Using the data below, gather each line that includes the word "icon".

[Raw records]
## Begin

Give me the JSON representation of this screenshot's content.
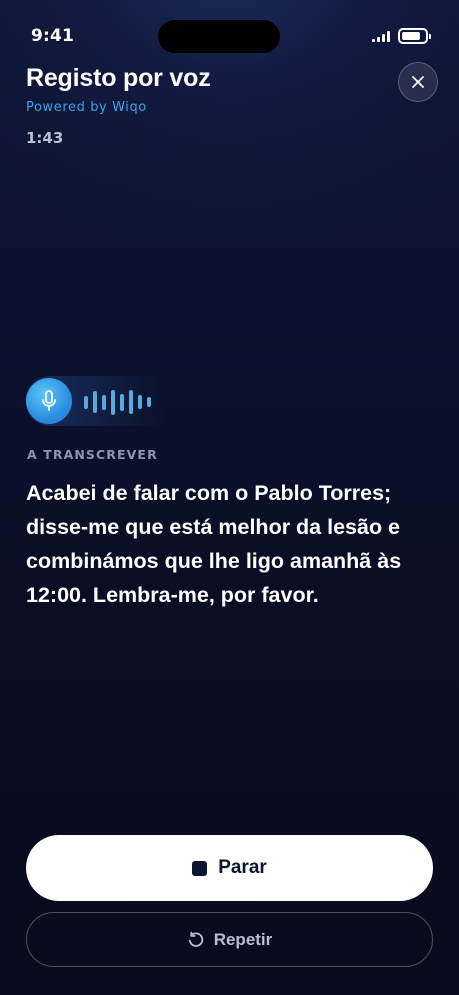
{
  "status_bar": {
    "time": "9:41"
  },
  "header": {
    "title": "Registo por voz",
    "powered_by": "Powered by Wiqo",
    "timer": "1:43",
    "close_icon": "close-icon"
  },
  "recorder": {
    "mic_icon": "microphone-icon",
    "waveform_levels": [
      0.45,
      0.8,
      0.55,
      0.9,
      0.6,
      0.85,
      0.5,
      0.35
    ],
    "status_label": "A TRANSCREVER",
    "transcript": "Acabei de falar com o Pablo Torres; disse-me que está melhor da lesão e combinámos que lhe ligo amanhã às 12:00. Lembra-me, por favor."
  },
  "actions": {
    "stop_label": "Parar",
    "stop_icon": "stop-icon",
    "repeat_label": "Repetir",
    "repeat_icon": "refresh-icon"
  },
  "colors": {
    "accent": "#3ba3e6",
    "background": "#0b1230",
    "primary_button": "#ffffff"
  }
}
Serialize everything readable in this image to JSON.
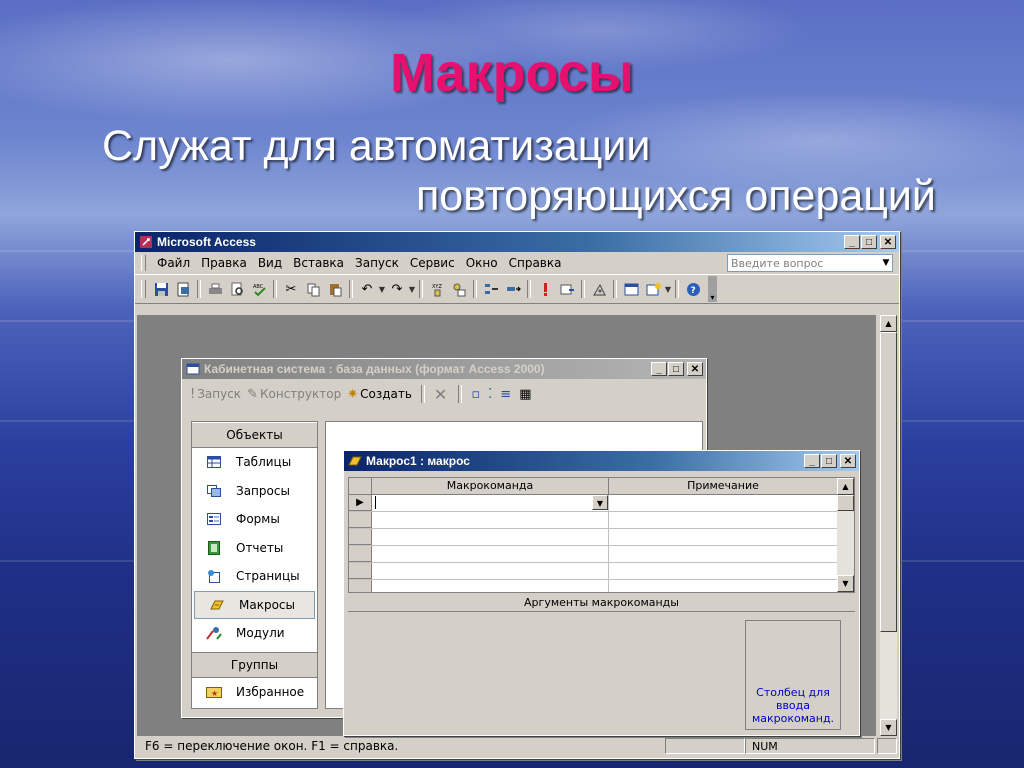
{
  "slide": {
    "title": "Макросы",
    "subtitle_line1": "Служат для автоматизации",
    "subtitle_line2": "повторяющихся операций"
  },
  "app": {
    "title": "Microsoft Access",
    "menu": [
      "Файл",
      "Правка",
      "Вид",
      "Вставка",
      "Запуск",
      "Сервис",
      "Окно",
      "Справка"
    ],
    "ask_placeholder": "Введите вопрос",
    "status_left": "F6 = переключение окон.  F1 = справка.",
    "status_num": "NUM"
  },
  "db_window": {
    "title": "Кабинетная система : база данных (формат Access 2000)",
    "toolbar": {
      "run": "Запуск",
      "design": "Конструктор",
      "create": "Создать"
    },
    "objects_header": "Объекты",
    "objects": [
      "Таблицы",
      "Запросы",
      "Формы",
      "Отчеты",
      "Страницы",
      "Макросы",
      "Модули"
    ],
    "selected_object": "Макросы",
    "groups_header": "Группы",
    "groups": [
      "Избранное"
    ]
  },
  "macro_window": {
    "title": "Макрос1 : макрос",
    "columns": [
      "Макрокоманда",
      "Примечание"
    ],
    "args_label": "Аргументы макрокоманды",
    "hint": "Столбец для ввода макрокоманд."
  },
  "colors": {
    "title_accent": "#e8106e",
    "titlebar_active": "#0a246a",
    "window_face": "#d4d0c8",
    "hint_text": "#0000c8"
  }
}
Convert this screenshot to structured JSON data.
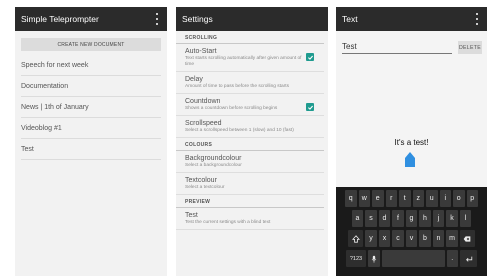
{
  "screen1": {
    "title": "Simple Teleprompter",
    "create_label": "CREATE NEW DOCUMENT",
    "documents": [
      "Speech for next week",
      "Documentation",
      "News | 1th of January",
      "Videoblog #1",
      "Test"
    ]
  },
  "screen2": {
    "title": "Settings",
    "sections": [
      {
        "header": "SCROLLING",
        "items": [
          {
            "title": "Auto-Start",
            "desc": "Text starts scrolling automatically after given amount of time",
            "checked": true
          },
          {
            "title": "Delay",
            "desc": "Amount of time to pass before the scrolling starts",
            "checked": null
          },
          {
            "title": "Countdown",
            "desc": "Shows a countdown before scrolling begins",
            "checked": true
          },
          {
            "title": "Scrollspeed",
            "desc": "Select a scrollspeed between 1 (slow) and 10 (fast)",
            "checked": null
          }
        ]
      },
      {
        "header": "COLOURS",
        "items": [
          {
            "title": "Backgroundcolour",
            "desc": "Select a backgroundcolour",
            "checked": null
          },
          {
            "title": "Textcolour",
            "desc": "Select a textcolour",
            "checked": null
          }
        ]
      },
      {
        "header": "PREVIEW",
        "items": [
          {
            "title": "Test",
            "desc": "Test the current settings with a blind text",
            "checked": null
          }
        ]
      }
    ]
  },
  "screen3": {
    "title": "Text",
    "input_value": "Test",
    "delete_label": "DELETE",
    "preview_text": "It's a test!",
    "keyboard": {
      "row1": [
        "q",
        "w",
        "e",
        "r",
        "t",
        "z",
        "u",
        "i",
        "o",
        "p"
      ],
      "row2": [
        "a",
        "s",
        "d",
        "f",
        "g",
        "h",
        "j",
        "k",
        "l"
      ],
      "row3": [
        "y",
        "x",
        "c",
        "v",
        "b",
        "n",
        "m"
      ],
      "num_label": "?123",
      "space_label": "",
      "period_label": "."
    }
  },
  "colors": {
    "appbar": "#2b2b2b",
    "accent": "#1f9b8f",
    "cursor": "#2f8fe0"
  }
}
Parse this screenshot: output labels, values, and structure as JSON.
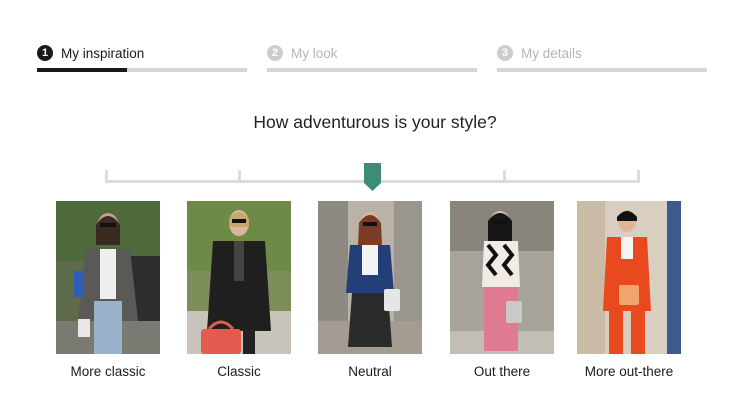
{
  "steps": [
    {
      "number": "1",
      "label": "My inspiration",
      "state": "active",
      "progress": 0.43
    },
    {
      "number": "2",
      "label": "My look",
      "state": "inactive",
      "progress": 0
    },
    {
      "number": "3",
      "label": "My details",
      "state": "inactive",
      "progress": 0
    }
  ],
  "question": "How adventurous is your style?",
  "slider": {
    "selected_index": 2,
    "handle_color": "#3d8c78",
    "positions": 5
  },
  "options": [
    {
      "label": "More classic"
    },
    {
      "label": "Classic"
    },
    {
      "label": "Neutral"
    },
    {
      "label": "Out there"
    },
    {
      "label": "More out-there"
    }
  ],
  "colors": {
    "accent": "#3d8c78",
    "text": "#1a1a1a",
    "muted": "#b5b5b5",
    "track": "#d6d6d6"
  }
}
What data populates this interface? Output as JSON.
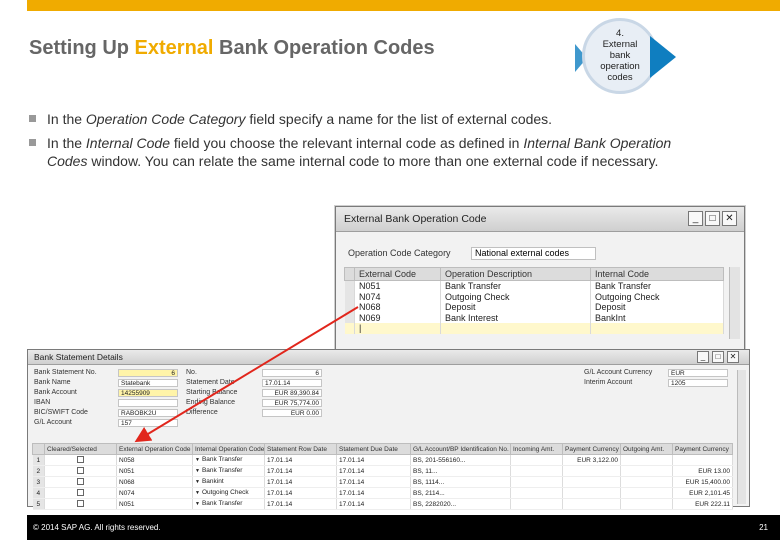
{
  "slide": {
    "title_pre": "Setting Up ",
    "title_hl": "External",
    "title_post": " Bank Operation Codes",
    "step_lines": [
      "4.",
      "External",
      "bank",
      "operation",
      "codes"
    ],
    "accent_color": "#f0ab00",
    "bullet1": {
      "a": "In the ",
      "b": "Operation Code Category",
      "c": " field specify a name for the list of external codes."
    },
    "bullet2": {
      "a": "In the ",
      "b": "Internal Code",
      "c": " field you choose the relevant internal code as defined in ",
      "d": "Internal Bank Operation Codes",
      "e": " window. You can relate the same internal code to more than one external code if necessary."
    },
    "footer_copy": "© 2014 SAP AG. All rights reserved.",
    "page_number": "21"
  },
  "window1": {
    "title": "External Bank Operation Code",
    "category_label": "Operation Code Category",
    "category_value": "National external codes",
    "columns": [
      "External Code",
      "Operation Description",
      "Internal Code"
    ],
    "rows": [
      [
        "N051",
        "Bank Transfer",
        "Bank Transfer"
      ],
      [
        "N074",
        "Outgoing Check",
        "Outgoing Check"
      ],
      [
        "N068",
        "Deposit",
        "Deposit"
      ],
      [
        "N069",
        "Bank Interest",
        "BankInt"
      ],
      [
        "",
        "",
        ""
      ]
    ]
  },
  "window2": {
    "title": "Bank Statement Details",
    "left_fields": [
      {
        "label": "Bank Statement No.",
        "value": "6"
      },
      {
        "label": "Bank Name",
        "value": "Statebank"
      },
      {
        "label": "Bank Account",
        "value": "14255909"
      },
      {
        "label": "IBAN",
        "value": ""
      },
      {
        "label": "BIC/SWIFT Code",
        "value": "RABOBK2U"
      },
      {
        "label": "G/L Account",
        "value": "157"
      }
    ],
    "mid_fields": [
      {
        "label": "No.",
        "value": "6"
      },
      {
        "label": "Statement Date",
        "value": "17.01.14"
      },
      {
        "label": "Starting Balance",
        "value": "EUR 89,390.84"
      },
      {
        "label": "Ending Balance",
        "value": "EUR 75,774.00"
      },
      {
        "label": "Difference",
        "value": "EUR 0.00"
      }
    ],
    "right_fields": [
      {
        "label": "G/L Account Currency",
        "value": "EUR"
      },
      {
        "label": "Interim Account",
        "value": "1205"
      }
    ],
    "columns": [
      "Cleared/Selected",
      "External Operation Code",
      "Internal Operation Code",
      "Statement Row Date",
      "Statement Due Date",
      "G/L Account/BP Identification No.",
      "Incoming Amt.",
      "Payment Currency",
      "Outgoing Amt.",
      "Payment Currency"
    ],
    "rows": [
      [
        "1",
        "N058",
        "Bank Transfer",
        "17.01.14",
        "17.01.14",
        "BS, 201-556160...",
        "",
        "EUR 3,122.00",
        "",
        ""
      ],
      [
        "2",
        "N051",
        "Bank Transfer",
        "17.01.14",
        "17.01.14",
        "BS, 11...",
        "",
        "",
        "",
        "EUR 13.00"
      ],
      [
        "3",
        "N068",
        "Bankint",
        "17.01.14",
        "17.01.14",
        "BS, 1114...",
        "",
        "",
        "",
        "EUR 15,400.00"
      ],
      [
        "4",
        "N074",
        "Outgoing Check",
        "17.01.14",
        "17.01.14",
        "BS, 2114...",
        "",
        "",
        "",
        "EUR 2,101.45"
      ],
      [
        "5",
        "N051",
        "Bank Transfer",
        "17.01.14",
        "17.01.14",
        "BS, 2282020...",
        "",
        "",
        "",
        "EUR 222.11"
      ]
    ]
  }
}
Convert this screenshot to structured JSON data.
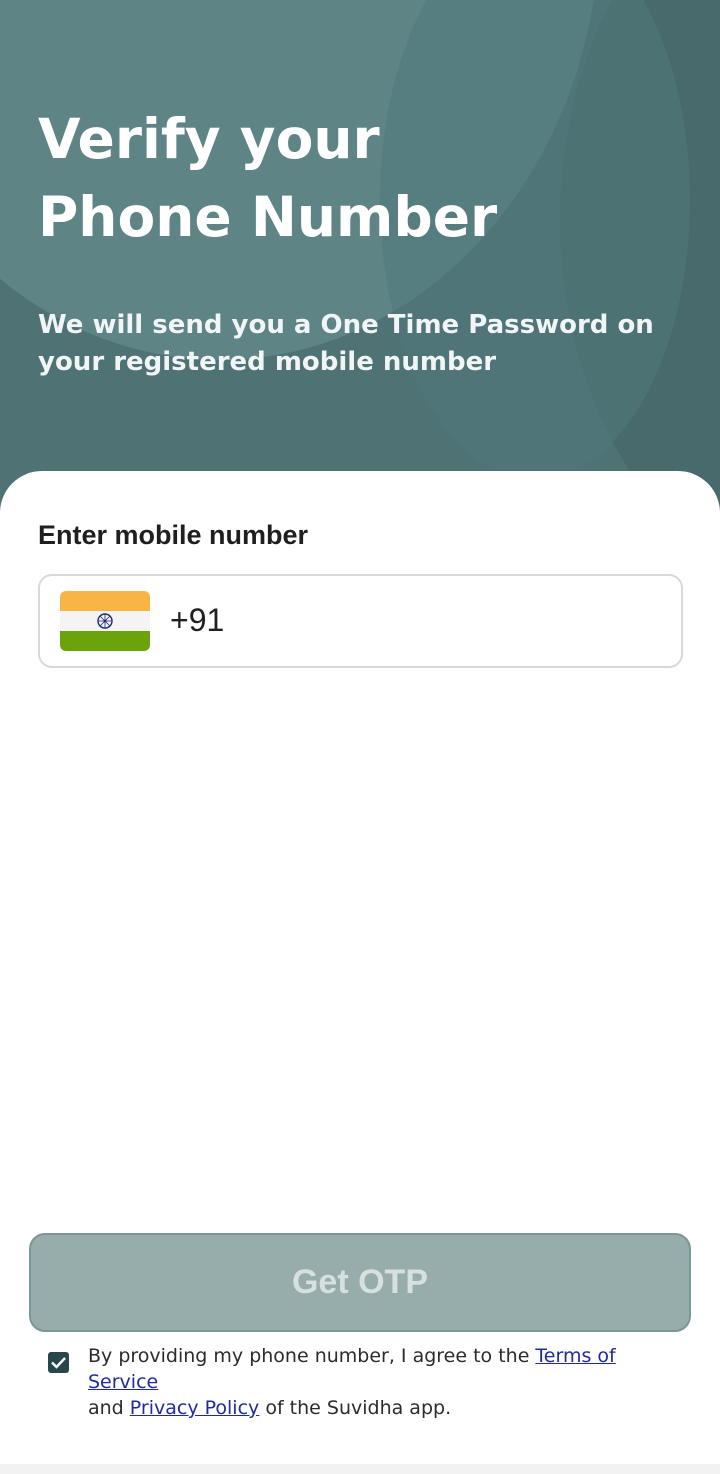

## End

**Solution for this problem**:
    "close_icon": "close-icon"
    "mic_icon": "microphone-icon",
    "stop_icon": "stop-icon",
    "repeat_icon": "refresh-icon"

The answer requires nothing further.